TO BE DONE: Look through the listing and locate every line containing the word "shown"; copy those lines.

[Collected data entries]
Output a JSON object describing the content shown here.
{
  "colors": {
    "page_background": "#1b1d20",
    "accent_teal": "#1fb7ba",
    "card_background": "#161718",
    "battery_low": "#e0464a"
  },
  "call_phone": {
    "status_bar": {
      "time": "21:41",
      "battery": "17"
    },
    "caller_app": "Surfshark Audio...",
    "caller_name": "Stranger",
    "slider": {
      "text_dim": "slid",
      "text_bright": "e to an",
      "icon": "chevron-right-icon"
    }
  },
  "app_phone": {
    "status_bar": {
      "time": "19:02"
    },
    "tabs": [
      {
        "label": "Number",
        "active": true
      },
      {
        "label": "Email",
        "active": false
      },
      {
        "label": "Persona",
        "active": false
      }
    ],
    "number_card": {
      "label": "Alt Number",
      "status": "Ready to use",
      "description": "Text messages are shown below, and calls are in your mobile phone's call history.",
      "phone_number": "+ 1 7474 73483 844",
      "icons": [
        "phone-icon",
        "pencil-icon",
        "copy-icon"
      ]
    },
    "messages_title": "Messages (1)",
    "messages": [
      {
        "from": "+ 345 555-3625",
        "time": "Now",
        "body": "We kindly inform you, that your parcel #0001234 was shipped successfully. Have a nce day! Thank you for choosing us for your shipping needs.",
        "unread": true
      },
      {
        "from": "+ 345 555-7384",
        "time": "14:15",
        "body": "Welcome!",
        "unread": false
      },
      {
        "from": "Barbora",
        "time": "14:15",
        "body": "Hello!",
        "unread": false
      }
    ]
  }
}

TASK ANSWER:
Output a JSON object describing the content shown here.
      "description": "Text messages are shown below, and calls are in your mobile phone's call history.",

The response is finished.